(Records from a data source)
┌──
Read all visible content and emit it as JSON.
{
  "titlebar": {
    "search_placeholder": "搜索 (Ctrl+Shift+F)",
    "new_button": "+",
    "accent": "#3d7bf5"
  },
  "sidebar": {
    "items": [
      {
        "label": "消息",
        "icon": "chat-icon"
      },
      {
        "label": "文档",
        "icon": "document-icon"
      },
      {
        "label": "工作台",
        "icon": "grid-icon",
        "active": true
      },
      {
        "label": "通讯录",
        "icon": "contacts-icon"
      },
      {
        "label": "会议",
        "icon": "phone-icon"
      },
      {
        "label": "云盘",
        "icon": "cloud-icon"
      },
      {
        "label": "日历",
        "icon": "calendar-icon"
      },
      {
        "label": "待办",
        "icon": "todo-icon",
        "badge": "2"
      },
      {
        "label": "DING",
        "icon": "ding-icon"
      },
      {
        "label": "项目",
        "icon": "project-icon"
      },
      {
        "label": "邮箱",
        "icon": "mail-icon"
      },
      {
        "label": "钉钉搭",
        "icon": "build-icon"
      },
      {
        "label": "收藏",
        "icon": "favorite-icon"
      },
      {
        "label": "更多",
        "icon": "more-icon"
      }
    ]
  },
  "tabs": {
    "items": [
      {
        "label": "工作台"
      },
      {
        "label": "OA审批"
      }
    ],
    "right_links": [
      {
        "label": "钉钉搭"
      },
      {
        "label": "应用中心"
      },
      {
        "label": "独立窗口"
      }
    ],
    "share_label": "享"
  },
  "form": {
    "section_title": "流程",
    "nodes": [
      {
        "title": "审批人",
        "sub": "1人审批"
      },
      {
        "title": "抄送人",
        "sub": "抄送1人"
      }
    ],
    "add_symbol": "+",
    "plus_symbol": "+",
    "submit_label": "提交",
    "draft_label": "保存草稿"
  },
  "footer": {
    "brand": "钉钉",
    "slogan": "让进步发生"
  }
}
└──
#### [Exercise directions]
Write out every record shown above, word for word.

#### [Task result]
Read all visible content and emit it as JSON.
{
  "titlebar": {
    "search_placeholder": "搜索 (Ctrl+Shift+F)",
    "new_button": "+",
    "accent": "#3d7bf5"
  },
  "sidebar": {
    "items": [
      {
        "label": "消息",
        "icon": "chat-icon"
      },
      {
        "label": "文档",
        "icon": "document-icon"
      },
      {
        "label": "工作台",
        "icon": "grid-icon",
        "active": true
      },
      {
        "label": "通讯录",
        "icon": "contacts-icon"
      },
      {
        "label": "会议",
        "icon": "phone-icon"
      },
      {
        "label": "云盘",
        "icon": "cloud-icon"
      },
      {
        "label": "日历",
        "icon": "calendar-icon"
      },
      {
        "label": "待办",
        "icon": "todo-icon",
        "badge": "2"
      },
      {
        "label": "DING",
        "icon": "ding-icon"
      },
      {
        "label": "项目",
        "icon": "project-icon"
      },
      {
        "label": "邮箱",
        "icon": "mail-icon"
      },
      {
        "label": "钉钉搭",
        "icon": "build-icon"
      },
      {
        "label": "收藏",
        "icon": "favorite-icon"
      },
      {
        "label": "更多",
        "icon": "more-icon"
      }
    ]
  },
  "tabs": {
    "items": [
      {
        "label": "工作台"
      },
      {
        "label": "OA审批"
      }
    ],
    "right_links": [
      {
        "label": "钉钉搭"
      },
      {
        "label": "应用中心"
      },
      {
        "label": "独立窗口"
      }
    ],
    "share_label": "享"
  },
  "form": {
    "section_title": "流程",
    "nodes": [
      {
        "title": "审批人",
        "sub": "1人审批"
      },
      {
        "title": "抄送人",
        "sub": "抄送1人"
      }
    ],
    "add_symbol": "+",
    "plus_symbol": "+",
    "submit_label": "提交",
    "draft_label": "保存草稿"
  },
  "footer": {
    "brand": "钉钉",
    "slogan": "让进步发生"
  }
}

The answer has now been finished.